▶ [Directive]: Copy, from the entries below, each line where the word "JSON" can be found.

— start of Data provided —

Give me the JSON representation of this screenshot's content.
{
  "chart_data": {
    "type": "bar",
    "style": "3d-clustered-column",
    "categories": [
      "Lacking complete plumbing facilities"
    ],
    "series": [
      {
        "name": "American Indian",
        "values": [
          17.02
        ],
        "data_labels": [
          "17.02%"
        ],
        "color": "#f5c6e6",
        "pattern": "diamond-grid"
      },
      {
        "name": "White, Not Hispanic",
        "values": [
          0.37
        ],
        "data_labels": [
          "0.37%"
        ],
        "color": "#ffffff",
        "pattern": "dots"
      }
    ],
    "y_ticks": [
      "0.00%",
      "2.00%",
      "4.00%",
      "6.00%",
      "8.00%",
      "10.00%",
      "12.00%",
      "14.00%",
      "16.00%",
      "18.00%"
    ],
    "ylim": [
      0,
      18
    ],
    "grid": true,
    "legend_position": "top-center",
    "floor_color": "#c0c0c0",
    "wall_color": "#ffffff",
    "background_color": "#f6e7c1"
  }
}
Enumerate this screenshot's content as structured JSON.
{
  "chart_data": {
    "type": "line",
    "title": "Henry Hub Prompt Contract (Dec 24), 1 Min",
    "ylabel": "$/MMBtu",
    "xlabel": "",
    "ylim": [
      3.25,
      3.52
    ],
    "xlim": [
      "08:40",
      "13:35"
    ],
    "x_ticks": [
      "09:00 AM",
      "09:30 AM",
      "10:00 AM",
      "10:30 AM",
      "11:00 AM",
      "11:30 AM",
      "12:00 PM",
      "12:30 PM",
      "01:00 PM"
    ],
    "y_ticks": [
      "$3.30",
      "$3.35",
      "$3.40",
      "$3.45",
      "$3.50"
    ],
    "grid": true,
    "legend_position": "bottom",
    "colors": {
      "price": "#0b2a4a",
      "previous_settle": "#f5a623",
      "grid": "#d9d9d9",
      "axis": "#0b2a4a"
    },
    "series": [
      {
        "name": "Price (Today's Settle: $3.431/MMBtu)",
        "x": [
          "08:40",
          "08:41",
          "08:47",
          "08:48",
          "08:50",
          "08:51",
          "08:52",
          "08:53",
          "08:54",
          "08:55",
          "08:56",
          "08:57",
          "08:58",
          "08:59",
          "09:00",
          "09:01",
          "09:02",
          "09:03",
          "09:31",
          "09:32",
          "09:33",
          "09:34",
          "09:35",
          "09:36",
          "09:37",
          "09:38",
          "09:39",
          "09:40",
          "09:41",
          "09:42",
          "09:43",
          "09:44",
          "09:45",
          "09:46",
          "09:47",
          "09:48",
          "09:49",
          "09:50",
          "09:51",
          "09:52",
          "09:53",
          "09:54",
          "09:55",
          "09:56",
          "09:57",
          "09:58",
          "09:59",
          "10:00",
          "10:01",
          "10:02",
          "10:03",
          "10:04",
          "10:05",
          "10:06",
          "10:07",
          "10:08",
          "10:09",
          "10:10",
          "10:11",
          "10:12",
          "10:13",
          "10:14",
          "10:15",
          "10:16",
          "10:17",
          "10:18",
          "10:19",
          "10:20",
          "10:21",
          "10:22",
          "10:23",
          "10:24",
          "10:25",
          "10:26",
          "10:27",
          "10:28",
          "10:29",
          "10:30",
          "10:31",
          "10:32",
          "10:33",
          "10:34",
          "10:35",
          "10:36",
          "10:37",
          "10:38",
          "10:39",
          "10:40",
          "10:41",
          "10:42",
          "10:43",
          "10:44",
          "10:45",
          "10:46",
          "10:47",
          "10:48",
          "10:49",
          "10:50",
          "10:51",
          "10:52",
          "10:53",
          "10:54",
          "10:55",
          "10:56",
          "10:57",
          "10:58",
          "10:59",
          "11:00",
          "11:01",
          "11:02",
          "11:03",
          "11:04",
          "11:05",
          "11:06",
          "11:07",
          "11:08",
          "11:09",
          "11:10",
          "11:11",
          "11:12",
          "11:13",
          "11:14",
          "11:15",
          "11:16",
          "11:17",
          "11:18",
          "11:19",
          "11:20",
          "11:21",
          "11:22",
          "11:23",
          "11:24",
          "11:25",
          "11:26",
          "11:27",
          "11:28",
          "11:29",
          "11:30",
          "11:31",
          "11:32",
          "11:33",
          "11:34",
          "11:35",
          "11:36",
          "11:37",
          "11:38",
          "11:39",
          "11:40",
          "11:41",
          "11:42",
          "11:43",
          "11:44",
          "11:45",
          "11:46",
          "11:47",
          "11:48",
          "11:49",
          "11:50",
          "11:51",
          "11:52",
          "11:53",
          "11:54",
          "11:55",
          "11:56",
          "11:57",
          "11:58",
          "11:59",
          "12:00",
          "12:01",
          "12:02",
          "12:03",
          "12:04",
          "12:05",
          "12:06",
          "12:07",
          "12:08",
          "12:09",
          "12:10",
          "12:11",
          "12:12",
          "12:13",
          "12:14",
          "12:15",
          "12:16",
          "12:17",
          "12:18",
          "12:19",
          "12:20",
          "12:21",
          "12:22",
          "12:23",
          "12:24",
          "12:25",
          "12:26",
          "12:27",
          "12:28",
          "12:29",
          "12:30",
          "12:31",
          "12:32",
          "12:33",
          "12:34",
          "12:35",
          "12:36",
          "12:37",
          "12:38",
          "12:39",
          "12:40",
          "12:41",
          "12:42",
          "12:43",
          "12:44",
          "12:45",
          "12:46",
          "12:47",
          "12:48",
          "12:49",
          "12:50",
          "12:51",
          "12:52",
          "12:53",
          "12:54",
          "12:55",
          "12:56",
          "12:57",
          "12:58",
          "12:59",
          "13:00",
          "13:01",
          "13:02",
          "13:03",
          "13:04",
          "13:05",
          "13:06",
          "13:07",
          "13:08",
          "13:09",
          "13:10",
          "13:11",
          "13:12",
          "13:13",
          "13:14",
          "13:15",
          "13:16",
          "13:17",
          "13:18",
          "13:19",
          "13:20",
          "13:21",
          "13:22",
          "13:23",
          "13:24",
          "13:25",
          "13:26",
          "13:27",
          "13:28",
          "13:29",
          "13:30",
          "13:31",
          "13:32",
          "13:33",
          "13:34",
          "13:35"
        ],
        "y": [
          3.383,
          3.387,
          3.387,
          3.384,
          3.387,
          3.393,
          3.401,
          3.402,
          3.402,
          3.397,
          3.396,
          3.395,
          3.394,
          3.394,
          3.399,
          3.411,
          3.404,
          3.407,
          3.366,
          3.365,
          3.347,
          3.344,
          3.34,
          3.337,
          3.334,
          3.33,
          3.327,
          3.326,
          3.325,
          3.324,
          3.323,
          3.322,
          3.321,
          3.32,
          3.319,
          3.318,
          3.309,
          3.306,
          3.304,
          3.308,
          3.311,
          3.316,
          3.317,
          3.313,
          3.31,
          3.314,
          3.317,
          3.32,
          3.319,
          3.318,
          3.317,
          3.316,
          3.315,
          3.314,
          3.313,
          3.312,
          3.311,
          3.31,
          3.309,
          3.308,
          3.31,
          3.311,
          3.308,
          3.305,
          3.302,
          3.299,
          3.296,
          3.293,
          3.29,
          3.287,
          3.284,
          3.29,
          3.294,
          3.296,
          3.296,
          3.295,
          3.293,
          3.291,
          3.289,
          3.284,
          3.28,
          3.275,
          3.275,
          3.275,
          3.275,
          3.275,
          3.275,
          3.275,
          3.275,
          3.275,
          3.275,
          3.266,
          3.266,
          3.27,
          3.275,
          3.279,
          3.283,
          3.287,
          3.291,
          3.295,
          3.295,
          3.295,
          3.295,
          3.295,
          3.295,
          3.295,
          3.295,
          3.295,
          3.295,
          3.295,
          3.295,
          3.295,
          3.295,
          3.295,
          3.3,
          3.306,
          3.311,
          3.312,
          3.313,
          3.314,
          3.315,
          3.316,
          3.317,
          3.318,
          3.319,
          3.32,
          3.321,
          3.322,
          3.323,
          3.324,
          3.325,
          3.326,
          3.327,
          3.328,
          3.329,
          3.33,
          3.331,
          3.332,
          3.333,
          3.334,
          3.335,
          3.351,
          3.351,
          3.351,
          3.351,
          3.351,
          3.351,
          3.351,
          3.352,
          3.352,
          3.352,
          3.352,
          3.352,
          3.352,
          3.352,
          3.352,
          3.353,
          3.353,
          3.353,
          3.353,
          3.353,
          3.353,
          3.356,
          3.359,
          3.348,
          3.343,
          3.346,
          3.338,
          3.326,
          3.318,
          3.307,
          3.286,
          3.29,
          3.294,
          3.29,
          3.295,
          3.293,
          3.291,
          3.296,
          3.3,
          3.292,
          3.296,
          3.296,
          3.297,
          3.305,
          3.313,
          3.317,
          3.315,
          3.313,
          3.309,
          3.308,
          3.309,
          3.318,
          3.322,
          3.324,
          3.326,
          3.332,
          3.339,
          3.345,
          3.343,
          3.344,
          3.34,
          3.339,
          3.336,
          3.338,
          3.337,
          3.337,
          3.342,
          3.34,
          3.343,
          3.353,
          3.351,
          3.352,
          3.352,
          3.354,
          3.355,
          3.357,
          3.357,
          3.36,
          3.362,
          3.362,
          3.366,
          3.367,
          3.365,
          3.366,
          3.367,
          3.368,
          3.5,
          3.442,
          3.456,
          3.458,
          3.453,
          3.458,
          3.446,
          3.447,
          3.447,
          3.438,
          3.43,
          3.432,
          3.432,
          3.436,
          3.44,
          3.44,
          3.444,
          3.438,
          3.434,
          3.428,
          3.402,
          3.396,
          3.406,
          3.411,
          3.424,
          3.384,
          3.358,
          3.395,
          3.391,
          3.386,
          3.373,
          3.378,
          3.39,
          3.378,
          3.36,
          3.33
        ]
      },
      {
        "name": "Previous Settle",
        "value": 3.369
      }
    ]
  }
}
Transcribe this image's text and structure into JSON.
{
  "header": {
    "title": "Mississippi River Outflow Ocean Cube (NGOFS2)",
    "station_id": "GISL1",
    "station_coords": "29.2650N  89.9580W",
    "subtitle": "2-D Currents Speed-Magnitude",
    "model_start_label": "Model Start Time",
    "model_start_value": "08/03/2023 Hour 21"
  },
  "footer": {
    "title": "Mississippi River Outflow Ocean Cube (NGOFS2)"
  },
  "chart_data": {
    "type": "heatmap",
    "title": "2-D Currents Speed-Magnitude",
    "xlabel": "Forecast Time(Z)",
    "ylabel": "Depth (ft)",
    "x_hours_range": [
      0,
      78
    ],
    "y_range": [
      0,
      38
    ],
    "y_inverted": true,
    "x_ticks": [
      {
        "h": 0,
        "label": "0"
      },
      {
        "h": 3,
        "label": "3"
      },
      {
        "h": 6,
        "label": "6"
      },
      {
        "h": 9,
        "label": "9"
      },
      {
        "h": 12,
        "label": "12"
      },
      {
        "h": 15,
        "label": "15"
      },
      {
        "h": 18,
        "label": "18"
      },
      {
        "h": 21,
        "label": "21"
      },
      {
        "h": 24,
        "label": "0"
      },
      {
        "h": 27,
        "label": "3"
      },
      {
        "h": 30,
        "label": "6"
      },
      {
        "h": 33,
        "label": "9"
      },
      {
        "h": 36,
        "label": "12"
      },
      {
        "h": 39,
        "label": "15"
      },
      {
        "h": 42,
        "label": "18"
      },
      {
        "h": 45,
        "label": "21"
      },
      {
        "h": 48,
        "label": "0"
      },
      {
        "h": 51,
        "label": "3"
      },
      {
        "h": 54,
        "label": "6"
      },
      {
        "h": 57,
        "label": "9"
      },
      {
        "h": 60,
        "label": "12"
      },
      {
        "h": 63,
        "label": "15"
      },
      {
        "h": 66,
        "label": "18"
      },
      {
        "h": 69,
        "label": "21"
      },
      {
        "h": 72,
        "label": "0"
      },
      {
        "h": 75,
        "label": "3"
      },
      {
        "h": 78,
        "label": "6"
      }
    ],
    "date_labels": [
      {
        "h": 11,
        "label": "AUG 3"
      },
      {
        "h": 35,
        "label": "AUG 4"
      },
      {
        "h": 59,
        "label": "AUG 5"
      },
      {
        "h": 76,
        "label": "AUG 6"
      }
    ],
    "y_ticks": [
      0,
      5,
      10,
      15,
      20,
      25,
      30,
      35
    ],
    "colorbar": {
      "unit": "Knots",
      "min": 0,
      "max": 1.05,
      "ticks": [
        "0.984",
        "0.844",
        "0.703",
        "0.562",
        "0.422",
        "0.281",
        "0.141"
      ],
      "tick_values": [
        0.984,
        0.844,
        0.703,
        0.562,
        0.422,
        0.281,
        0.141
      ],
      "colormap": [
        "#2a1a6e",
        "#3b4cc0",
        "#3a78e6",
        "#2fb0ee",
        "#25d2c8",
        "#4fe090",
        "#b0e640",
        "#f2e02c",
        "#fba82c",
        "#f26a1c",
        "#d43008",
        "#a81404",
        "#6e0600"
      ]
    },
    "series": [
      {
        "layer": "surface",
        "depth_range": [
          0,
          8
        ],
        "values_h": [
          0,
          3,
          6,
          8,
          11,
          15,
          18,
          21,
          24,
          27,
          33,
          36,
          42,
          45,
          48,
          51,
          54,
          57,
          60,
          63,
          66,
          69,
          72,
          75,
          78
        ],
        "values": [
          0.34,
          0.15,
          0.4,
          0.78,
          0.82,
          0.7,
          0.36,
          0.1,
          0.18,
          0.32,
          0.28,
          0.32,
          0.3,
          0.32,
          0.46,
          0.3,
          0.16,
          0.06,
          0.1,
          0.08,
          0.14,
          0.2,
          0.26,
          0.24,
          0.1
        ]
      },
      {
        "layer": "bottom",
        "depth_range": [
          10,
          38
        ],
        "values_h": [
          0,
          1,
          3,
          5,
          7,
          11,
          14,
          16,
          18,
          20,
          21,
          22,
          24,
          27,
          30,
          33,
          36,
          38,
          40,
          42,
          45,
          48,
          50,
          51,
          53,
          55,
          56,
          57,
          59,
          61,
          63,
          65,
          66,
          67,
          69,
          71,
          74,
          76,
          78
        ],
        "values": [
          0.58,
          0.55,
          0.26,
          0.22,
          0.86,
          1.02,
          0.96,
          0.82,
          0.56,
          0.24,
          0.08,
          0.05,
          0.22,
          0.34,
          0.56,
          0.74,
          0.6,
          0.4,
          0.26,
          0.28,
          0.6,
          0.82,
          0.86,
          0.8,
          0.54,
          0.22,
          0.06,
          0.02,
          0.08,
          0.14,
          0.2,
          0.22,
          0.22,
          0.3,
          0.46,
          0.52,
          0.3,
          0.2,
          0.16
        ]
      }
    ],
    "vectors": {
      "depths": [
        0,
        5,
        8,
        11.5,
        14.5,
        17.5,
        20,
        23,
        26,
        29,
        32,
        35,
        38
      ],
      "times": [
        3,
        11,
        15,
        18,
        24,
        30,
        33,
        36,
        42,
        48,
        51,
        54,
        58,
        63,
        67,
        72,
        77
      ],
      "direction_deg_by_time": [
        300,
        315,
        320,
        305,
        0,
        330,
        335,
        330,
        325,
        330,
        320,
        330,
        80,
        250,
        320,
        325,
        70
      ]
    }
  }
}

— end of Data provided —

▶ [Complete answer]:
Give me the JSON representation of this screenshot's content.
Enumerate this screenshot's content as structured JSON.
Transcribe this image's text and structure into JSON.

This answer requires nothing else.